◆ What is being asked ◆
Each line containing the word "ASCII" must be collected.

>> start Extracted records

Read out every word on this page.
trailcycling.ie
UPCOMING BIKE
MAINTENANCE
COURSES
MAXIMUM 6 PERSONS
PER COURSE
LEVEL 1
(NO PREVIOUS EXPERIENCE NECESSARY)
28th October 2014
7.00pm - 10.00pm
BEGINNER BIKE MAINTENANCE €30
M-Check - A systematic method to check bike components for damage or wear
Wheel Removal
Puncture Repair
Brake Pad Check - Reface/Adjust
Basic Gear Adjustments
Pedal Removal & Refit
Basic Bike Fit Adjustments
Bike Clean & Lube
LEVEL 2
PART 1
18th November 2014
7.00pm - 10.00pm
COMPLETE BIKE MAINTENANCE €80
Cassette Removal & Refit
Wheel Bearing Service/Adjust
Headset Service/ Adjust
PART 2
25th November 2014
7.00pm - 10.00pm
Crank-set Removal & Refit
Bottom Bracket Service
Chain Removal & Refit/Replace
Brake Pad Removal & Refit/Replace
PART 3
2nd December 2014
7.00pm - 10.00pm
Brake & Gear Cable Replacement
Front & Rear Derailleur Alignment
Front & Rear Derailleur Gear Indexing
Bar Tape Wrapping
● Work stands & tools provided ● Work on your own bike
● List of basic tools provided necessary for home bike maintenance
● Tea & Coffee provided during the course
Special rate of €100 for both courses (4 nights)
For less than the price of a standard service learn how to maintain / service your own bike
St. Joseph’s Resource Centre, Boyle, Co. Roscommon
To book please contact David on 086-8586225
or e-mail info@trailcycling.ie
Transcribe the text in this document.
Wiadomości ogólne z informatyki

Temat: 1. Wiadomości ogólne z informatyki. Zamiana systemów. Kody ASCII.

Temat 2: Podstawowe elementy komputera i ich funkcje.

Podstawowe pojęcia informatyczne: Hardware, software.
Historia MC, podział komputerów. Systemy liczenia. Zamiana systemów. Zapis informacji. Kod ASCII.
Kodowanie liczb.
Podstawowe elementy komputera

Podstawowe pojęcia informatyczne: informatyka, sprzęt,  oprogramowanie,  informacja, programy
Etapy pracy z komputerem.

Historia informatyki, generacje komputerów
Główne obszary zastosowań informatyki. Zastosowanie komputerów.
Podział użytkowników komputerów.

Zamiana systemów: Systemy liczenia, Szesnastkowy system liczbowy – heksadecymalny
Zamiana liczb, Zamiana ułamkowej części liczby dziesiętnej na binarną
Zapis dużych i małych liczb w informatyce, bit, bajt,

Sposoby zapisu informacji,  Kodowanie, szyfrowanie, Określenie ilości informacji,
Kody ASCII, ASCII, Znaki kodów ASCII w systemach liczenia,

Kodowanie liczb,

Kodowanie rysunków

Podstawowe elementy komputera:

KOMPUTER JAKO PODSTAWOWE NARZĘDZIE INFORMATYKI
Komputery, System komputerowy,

>> end Extracted records

◆ Solution ◆
Temat: 1. Wiadomości ogólne z informatyki. Zamiana systemów. Kody ASCII.
Historia MC, podział komputerów. Systemy liczenia. Zamiana systemów. Zapis informacji. Kod ASCII.
Kody ASCII, ASCII, Znaki kodów ASCII w systemach liczenia,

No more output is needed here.